2.No Evangelho, vemo-los atuar sempre unidos: “Toma o Menino e Sua mãe”, e José “tomou o Menino e Sua mãe”. Estavam juntos no nascimento, no exílio, na casa de Nazaré. É assim que se enfrentam as provas da vida: em unidade, em comunhão. Sozinhos surge a angústia. Em conjunto, ajudamo-nos, encorajamo-nos uns aos outros, reencontra-se a confiança. E, acima de tudo, sentiam e experimentavam que Deus estava com eles, deixando-se guiar por Ele. O anjo do Senhor falava e encontrava Maria e José em atitude de escuta, prontos a obedecer à sua palavra, a fazer a vontade de Deus. 

Era assim a fé de Maria e de José, esta pode ser também a nossa fé, que faz de cada uma das nossas famílias uma casa confiada nas mãos de Deus, pronta para atuar o grande desígnio que Jesus tem sobre ela.

·····

== O que fazer ==
Escreve a continuação do excerto acima sobre a união e a fé de Maria e de José, a partir da última frase apresentada.

Linhas de um conjunto de dados:
·····

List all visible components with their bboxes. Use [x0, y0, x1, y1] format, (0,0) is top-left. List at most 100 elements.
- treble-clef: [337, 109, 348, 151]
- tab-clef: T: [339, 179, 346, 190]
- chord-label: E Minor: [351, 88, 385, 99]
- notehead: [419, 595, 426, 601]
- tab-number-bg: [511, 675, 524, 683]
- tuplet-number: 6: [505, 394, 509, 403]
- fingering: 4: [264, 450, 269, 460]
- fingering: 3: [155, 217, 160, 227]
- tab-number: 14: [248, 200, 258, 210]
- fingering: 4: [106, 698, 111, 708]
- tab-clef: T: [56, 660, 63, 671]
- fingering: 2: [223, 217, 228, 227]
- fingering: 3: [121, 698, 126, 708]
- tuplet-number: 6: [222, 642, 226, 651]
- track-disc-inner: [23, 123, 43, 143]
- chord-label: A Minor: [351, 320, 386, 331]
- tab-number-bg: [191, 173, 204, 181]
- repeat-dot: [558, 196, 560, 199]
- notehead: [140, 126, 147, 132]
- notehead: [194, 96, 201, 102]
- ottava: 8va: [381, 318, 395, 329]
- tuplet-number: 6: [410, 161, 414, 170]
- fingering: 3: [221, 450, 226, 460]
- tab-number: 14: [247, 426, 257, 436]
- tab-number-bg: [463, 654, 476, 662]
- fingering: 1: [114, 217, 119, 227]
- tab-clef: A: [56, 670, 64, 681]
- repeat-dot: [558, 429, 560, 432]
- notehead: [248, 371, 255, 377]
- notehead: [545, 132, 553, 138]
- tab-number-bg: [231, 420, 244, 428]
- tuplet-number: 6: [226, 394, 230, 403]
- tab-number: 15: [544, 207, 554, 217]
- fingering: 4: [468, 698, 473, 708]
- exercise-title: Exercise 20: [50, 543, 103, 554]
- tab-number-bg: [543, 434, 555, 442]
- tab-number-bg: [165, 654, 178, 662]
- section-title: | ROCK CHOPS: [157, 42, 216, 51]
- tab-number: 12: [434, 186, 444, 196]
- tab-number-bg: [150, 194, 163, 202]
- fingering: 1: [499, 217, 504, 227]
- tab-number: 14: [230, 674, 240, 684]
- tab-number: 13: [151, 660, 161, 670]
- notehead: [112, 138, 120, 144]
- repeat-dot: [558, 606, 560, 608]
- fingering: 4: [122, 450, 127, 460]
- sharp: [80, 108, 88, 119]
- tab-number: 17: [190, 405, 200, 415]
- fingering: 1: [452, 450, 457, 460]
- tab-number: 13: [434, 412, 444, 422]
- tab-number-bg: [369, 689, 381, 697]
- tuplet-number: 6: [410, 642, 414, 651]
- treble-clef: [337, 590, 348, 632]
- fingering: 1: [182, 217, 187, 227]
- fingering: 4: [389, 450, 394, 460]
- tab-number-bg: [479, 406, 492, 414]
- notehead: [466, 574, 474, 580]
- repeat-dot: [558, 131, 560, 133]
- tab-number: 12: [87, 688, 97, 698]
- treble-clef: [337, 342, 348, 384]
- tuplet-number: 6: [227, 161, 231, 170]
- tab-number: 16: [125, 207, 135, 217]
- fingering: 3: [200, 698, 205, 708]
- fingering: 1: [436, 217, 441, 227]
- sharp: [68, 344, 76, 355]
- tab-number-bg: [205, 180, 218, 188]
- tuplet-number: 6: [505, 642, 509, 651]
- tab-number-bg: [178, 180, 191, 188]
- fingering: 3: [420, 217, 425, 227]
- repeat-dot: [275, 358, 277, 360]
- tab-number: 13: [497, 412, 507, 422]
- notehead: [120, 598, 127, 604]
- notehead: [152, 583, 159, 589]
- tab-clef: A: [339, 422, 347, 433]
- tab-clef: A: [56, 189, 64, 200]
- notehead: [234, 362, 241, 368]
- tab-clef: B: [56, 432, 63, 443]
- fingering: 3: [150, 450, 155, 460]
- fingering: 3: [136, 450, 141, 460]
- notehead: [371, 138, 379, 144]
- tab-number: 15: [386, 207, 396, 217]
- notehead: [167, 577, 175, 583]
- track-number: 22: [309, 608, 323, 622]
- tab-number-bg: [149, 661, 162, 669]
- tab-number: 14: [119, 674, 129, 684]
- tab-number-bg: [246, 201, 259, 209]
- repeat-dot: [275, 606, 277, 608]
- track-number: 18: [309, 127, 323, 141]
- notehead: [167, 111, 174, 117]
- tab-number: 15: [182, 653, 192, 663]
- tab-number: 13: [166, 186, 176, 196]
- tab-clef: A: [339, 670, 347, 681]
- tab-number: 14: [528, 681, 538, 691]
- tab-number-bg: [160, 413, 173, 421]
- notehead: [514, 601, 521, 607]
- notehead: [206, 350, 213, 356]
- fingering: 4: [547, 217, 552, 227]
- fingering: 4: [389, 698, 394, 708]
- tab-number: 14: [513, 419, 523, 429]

·····

== Resposta do exercício ==
3. Todos nós crescemos numa família, dentro de vínculos de acolhimento que nos fazem crescer e responder à vida e a Deus. Todos nós nos tornamos aquilo que recebemos. O mistério de Nazaré é o conjunto de todos estes vínculos: a família e a religiosidade, as nossas raízes e o nosso povo, a vida diária e os sonhos para o porvir. A aventura da vida humana começa a partir daquilo que recebemos: a vida, a casa, o afeto, a língua e a fé. A nossa humanidade é forjada por uma família, com as suas riquezas e as suas pobrezas.

Há hoje a tentativa de basear o casamento e a vida familiar somente no amor individualista e romântico. Temos consciência de que só o amor fiel, indissolúvel, fruto de decisão livre e que se torna num amor fecundo pode ser fundamento seguro do matrimónio e, consequentemente, da família: aquele amor que Jesus, com gestos e palavras, ensina a pôr em prática.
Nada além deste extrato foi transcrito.